>> begin

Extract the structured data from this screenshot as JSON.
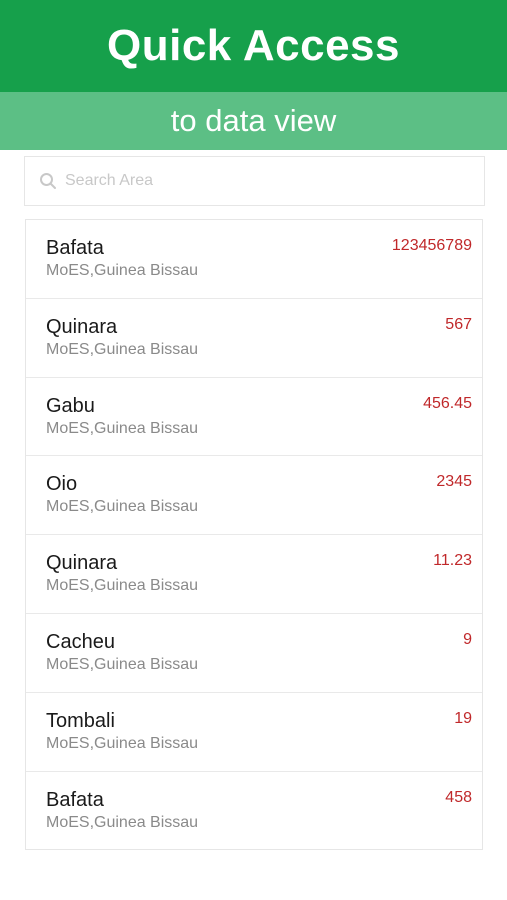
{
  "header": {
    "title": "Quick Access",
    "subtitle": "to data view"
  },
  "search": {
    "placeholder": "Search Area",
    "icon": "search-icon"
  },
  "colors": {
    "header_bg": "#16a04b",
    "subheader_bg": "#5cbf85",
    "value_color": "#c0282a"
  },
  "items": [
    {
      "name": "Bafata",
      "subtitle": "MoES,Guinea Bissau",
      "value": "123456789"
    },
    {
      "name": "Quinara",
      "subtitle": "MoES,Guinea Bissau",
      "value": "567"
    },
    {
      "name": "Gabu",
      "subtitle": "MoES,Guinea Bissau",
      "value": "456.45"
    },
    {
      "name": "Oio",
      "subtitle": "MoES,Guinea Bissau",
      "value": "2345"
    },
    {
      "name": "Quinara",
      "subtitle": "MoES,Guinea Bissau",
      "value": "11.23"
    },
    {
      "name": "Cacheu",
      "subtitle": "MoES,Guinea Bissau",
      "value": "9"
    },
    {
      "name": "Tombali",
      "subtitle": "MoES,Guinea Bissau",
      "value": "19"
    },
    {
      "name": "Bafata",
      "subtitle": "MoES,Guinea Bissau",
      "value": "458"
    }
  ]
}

>> end

* _What this task involves_
Copy out the lines in which the string "name" appears.

* _Expected answer_
      "name": "Bafata",
      "name": "Quinara",
      "name": "Gabu",
      "name": "Oio",
      "name": "Quinara",
      "name": "Cacheu",
      "name": "Tombali",
      "name": "Bafata",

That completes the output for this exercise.